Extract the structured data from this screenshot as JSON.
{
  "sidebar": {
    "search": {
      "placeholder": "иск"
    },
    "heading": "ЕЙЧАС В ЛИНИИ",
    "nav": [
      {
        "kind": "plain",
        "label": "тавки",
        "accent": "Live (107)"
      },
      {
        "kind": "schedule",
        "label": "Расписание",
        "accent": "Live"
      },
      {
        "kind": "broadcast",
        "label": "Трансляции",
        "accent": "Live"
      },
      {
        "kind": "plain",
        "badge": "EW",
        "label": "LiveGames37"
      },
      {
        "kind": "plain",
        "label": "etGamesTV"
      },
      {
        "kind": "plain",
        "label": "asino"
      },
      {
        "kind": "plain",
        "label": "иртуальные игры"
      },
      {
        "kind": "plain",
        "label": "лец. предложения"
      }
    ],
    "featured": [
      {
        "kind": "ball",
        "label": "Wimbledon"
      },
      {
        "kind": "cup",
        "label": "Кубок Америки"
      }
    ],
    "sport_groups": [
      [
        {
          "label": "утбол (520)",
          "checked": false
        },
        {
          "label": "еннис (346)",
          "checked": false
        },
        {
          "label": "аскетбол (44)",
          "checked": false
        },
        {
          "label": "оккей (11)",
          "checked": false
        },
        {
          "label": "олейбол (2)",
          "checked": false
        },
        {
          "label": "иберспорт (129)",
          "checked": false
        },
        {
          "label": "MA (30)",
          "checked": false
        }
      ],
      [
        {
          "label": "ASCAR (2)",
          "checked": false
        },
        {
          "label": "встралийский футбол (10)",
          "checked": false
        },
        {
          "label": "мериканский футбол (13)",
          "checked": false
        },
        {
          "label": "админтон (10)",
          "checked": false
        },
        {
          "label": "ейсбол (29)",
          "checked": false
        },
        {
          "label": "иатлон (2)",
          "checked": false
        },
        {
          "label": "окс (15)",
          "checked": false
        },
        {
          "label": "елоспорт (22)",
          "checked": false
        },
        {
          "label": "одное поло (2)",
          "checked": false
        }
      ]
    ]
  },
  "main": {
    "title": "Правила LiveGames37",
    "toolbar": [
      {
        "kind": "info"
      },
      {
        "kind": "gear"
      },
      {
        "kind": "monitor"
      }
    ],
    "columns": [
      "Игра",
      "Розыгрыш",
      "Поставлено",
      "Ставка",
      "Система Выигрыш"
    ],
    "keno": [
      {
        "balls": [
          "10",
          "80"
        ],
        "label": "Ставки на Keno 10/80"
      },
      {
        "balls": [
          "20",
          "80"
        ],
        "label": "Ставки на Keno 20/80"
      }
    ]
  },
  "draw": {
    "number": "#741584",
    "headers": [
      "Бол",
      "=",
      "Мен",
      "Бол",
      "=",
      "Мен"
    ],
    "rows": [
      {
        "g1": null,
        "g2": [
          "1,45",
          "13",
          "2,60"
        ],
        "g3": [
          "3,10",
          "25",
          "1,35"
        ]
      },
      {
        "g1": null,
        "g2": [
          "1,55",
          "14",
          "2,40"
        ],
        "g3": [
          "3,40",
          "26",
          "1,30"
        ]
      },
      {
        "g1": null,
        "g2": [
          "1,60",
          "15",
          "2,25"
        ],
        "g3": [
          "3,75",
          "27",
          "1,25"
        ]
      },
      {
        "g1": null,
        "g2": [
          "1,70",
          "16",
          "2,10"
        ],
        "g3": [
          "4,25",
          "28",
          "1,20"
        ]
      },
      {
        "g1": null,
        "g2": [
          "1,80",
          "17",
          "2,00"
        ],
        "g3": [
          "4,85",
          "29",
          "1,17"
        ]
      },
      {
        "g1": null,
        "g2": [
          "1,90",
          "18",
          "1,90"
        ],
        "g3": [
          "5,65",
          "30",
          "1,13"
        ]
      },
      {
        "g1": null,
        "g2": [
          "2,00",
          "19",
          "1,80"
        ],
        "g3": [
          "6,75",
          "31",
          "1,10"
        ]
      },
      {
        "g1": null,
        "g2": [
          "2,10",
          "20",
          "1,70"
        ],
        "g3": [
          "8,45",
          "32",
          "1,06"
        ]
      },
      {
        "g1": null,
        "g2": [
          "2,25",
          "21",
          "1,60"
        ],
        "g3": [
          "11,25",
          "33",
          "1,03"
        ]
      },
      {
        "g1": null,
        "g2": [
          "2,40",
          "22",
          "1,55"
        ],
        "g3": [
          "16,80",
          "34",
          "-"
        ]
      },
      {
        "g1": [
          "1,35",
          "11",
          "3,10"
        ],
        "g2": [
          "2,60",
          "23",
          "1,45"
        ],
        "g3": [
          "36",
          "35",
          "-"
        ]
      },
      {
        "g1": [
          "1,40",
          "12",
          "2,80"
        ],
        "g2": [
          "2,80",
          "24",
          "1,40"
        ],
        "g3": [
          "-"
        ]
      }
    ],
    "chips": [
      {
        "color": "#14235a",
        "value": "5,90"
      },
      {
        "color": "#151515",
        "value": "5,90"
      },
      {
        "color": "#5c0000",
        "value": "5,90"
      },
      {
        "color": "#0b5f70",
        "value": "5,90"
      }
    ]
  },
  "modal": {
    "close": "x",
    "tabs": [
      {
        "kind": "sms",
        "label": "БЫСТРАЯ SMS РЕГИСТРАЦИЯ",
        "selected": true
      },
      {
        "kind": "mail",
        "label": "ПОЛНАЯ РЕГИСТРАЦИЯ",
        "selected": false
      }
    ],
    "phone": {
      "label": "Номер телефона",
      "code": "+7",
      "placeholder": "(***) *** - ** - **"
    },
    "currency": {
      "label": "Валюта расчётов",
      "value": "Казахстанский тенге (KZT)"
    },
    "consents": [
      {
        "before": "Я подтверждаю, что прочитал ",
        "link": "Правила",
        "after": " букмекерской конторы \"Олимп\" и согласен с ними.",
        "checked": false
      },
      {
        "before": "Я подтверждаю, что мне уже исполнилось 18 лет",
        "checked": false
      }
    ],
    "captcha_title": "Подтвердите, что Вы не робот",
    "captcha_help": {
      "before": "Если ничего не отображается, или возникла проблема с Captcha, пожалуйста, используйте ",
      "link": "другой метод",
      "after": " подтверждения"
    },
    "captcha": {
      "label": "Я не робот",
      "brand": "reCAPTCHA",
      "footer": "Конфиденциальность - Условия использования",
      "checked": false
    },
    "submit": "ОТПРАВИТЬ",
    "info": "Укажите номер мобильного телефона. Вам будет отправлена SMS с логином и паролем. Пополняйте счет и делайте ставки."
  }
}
====
*DIRECTIONS*.
From the entries above, collect every line with the string "info" in it.

*RESPONSE TO THIS EXERCISE*.
        "kind": "info"
    "info": "Укажите номер мобильного телефона. Вам будет отправлена SMS с логином и паролем. Пополняйте счет и делайте ставки."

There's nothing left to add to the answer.